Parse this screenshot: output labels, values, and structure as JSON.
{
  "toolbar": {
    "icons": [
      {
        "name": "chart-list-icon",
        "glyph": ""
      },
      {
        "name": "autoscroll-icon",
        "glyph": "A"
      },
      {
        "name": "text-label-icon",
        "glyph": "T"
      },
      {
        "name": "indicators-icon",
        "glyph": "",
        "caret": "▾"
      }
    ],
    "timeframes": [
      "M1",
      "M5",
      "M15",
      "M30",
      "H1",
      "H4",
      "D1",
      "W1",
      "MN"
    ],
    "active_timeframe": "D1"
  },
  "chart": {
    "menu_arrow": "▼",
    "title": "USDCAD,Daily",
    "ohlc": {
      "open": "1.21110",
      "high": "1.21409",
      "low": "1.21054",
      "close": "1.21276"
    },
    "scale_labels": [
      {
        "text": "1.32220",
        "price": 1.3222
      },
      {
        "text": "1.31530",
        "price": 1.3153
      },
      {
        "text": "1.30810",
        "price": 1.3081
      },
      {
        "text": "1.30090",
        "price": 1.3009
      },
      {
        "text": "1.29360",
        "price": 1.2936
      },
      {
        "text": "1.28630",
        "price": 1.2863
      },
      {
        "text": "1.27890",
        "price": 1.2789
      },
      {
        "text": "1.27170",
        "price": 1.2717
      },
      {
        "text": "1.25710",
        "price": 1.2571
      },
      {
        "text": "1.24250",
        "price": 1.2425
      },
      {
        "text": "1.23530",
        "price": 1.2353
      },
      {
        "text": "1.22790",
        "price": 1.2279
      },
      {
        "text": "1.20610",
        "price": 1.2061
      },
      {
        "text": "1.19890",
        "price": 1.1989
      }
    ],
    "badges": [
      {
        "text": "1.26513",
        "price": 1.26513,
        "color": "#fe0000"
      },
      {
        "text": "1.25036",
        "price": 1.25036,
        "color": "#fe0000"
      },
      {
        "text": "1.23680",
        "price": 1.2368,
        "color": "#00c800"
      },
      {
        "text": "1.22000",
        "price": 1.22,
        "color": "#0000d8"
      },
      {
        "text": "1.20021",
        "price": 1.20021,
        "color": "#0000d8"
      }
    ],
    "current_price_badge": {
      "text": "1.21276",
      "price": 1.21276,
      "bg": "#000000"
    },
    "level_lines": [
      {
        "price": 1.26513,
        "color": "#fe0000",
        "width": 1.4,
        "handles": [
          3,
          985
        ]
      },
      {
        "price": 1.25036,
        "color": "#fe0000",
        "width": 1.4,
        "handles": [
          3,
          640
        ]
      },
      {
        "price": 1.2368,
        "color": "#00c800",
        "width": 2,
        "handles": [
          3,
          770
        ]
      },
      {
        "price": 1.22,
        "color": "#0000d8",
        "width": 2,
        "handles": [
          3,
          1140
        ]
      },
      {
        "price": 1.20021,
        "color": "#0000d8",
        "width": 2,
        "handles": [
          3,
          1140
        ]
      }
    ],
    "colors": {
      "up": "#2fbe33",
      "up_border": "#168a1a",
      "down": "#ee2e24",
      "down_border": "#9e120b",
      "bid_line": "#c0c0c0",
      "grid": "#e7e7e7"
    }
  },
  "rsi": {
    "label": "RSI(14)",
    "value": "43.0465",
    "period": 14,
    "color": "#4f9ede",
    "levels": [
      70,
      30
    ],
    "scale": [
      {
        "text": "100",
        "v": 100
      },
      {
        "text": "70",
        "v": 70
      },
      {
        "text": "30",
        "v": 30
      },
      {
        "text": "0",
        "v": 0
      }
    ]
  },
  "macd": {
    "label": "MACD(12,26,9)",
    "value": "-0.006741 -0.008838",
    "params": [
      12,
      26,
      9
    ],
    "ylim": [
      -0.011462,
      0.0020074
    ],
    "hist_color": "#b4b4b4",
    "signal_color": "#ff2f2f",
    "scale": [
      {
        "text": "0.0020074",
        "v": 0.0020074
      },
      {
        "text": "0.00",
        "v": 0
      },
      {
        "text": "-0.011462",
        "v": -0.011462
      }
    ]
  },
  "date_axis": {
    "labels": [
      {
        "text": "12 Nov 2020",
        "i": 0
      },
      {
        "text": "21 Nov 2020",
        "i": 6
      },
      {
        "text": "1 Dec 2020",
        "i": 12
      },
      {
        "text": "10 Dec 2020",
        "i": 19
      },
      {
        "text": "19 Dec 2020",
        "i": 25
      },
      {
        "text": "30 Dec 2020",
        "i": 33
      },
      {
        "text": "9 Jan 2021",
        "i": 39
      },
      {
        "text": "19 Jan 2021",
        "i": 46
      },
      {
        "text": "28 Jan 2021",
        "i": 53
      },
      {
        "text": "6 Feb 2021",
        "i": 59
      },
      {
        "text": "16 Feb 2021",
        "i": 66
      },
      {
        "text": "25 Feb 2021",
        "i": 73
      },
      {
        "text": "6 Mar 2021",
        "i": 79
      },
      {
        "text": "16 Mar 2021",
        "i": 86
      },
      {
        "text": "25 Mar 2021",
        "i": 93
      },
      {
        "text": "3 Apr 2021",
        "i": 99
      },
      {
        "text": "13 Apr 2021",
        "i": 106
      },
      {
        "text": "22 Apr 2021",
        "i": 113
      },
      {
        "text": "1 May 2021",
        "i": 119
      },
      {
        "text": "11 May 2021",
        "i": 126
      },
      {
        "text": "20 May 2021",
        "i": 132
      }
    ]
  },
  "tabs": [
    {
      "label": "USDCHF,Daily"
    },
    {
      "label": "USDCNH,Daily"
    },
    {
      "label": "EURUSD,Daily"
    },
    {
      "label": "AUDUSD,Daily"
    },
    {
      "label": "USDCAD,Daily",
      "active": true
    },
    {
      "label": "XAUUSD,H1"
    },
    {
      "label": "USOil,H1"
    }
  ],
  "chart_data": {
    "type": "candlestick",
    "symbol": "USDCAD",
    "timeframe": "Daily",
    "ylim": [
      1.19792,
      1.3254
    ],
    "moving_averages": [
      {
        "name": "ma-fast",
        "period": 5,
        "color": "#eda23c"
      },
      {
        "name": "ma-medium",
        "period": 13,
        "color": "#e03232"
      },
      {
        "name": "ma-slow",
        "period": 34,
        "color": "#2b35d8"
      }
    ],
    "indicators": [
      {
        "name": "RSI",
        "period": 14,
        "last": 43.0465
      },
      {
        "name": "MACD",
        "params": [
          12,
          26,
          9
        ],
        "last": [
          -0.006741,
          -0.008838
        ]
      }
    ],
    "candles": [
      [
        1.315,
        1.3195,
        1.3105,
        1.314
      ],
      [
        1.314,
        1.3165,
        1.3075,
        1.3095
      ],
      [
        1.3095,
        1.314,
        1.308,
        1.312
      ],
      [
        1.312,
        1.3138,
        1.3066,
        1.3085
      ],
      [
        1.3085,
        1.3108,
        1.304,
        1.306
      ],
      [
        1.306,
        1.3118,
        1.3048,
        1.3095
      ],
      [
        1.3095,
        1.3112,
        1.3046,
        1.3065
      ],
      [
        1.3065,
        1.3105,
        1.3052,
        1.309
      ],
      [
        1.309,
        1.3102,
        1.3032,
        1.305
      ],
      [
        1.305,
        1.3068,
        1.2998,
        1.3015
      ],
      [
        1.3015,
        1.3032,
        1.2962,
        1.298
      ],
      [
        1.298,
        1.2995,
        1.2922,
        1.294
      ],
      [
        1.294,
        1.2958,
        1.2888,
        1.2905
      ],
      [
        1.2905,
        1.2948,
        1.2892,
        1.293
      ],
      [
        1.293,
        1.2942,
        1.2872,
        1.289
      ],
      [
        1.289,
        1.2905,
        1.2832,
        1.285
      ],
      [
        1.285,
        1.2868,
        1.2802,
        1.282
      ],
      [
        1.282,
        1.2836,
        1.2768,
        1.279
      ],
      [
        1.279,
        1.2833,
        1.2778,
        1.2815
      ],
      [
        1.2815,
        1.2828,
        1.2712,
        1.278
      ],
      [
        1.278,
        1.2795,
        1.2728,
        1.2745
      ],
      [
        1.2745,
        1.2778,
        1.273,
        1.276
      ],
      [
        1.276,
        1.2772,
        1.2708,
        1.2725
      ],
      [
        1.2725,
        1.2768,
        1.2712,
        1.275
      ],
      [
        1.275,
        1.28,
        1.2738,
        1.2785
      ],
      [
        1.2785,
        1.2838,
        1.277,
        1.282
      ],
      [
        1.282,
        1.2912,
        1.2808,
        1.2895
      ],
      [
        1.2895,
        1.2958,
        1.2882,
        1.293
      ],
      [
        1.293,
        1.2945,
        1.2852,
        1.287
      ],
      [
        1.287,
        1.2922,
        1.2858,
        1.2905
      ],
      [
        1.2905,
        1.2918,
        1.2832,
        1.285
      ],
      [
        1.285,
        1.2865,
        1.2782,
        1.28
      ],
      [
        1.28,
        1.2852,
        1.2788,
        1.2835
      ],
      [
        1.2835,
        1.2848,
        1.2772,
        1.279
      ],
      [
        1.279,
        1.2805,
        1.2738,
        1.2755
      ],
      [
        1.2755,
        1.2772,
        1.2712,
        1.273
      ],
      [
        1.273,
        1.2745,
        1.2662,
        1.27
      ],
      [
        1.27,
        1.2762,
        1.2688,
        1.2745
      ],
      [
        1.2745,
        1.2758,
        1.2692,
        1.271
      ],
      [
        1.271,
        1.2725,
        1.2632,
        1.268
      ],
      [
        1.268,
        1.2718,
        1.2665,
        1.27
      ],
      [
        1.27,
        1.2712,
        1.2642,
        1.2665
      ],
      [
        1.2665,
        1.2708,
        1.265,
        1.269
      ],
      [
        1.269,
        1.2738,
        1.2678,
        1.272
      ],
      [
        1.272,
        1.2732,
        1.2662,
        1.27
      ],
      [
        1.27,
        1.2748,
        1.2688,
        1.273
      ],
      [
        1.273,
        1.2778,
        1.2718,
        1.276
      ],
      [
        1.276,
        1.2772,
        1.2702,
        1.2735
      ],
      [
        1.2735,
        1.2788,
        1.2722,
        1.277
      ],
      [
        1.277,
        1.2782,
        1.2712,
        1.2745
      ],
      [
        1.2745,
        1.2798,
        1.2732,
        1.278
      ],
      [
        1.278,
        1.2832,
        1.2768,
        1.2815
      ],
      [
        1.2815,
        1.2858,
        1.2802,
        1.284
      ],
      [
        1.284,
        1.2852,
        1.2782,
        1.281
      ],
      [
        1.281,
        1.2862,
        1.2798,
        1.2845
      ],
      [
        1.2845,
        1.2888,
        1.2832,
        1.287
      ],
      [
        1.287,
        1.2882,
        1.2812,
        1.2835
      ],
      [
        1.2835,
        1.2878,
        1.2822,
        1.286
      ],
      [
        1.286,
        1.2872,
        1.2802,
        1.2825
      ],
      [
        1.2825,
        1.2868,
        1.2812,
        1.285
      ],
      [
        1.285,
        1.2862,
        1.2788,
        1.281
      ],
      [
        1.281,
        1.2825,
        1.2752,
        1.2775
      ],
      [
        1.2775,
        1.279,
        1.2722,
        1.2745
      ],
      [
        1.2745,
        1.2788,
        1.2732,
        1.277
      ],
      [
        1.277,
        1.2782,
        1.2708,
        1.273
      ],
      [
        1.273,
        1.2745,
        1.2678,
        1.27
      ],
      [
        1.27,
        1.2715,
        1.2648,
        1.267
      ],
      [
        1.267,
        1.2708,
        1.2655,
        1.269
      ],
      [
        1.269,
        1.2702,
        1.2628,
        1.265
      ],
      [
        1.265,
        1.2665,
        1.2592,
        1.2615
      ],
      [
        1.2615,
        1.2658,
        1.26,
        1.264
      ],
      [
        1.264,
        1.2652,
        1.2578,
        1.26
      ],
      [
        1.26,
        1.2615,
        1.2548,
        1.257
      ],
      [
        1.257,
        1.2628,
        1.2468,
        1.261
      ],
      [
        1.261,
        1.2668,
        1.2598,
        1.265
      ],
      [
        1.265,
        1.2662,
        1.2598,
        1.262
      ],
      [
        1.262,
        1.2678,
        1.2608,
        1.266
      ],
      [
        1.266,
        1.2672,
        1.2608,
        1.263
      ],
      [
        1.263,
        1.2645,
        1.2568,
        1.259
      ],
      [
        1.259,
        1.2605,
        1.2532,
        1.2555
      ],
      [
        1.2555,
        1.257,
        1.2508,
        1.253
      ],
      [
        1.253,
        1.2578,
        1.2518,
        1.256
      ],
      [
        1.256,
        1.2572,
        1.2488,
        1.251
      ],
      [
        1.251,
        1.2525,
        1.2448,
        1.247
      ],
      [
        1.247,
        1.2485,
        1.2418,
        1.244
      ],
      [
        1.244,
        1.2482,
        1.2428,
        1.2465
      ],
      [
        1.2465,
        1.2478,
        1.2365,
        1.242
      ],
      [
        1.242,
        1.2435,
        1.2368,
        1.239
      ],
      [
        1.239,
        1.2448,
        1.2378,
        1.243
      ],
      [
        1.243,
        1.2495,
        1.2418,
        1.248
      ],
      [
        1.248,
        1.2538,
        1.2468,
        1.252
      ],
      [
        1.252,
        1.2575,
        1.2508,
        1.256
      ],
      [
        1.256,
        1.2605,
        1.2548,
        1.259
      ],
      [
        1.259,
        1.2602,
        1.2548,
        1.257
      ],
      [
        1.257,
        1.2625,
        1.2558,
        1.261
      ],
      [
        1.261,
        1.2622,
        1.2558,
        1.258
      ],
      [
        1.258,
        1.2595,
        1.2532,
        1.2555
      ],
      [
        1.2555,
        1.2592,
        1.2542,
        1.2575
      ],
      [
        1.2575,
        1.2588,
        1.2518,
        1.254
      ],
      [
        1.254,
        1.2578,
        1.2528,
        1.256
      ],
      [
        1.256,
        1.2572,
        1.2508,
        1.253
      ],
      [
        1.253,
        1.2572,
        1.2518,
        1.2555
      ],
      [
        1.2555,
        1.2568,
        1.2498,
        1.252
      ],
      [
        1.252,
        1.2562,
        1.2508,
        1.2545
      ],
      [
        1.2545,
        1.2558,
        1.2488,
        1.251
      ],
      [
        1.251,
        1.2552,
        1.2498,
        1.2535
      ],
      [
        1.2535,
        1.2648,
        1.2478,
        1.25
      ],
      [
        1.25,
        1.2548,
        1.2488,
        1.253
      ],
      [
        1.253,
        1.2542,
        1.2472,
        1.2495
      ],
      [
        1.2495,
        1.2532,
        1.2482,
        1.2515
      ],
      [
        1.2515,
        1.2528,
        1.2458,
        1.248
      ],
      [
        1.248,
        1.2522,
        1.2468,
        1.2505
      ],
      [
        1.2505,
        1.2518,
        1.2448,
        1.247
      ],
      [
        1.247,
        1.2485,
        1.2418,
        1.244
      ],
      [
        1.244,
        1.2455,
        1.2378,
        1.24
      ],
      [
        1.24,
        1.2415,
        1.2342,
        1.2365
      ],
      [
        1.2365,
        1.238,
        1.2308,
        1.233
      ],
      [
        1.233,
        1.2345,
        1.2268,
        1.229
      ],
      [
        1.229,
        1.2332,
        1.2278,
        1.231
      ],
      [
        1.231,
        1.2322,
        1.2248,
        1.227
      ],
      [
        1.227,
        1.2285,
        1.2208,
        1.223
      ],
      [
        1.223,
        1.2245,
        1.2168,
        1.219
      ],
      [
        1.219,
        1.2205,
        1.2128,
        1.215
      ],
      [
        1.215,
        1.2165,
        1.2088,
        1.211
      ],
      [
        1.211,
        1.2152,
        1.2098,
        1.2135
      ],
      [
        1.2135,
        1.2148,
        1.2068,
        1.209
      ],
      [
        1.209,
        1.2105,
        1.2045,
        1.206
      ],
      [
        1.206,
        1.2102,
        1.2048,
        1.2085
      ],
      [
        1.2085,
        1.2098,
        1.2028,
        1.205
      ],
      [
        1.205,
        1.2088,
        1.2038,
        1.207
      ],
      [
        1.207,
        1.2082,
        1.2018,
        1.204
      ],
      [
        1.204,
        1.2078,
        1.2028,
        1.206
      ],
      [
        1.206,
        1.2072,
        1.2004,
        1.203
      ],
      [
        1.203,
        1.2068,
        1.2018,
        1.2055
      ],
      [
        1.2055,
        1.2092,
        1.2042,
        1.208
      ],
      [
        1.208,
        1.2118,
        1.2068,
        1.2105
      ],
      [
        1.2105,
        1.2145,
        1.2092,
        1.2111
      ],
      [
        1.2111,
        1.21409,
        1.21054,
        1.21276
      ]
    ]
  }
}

※

[Written instruction] Gather each line of the listing containing the word "period" and show it.

[Solution to this task]
    "period": 14,
        "period": 5,
        "period": 13,
        "period": 34,
        "period": 14,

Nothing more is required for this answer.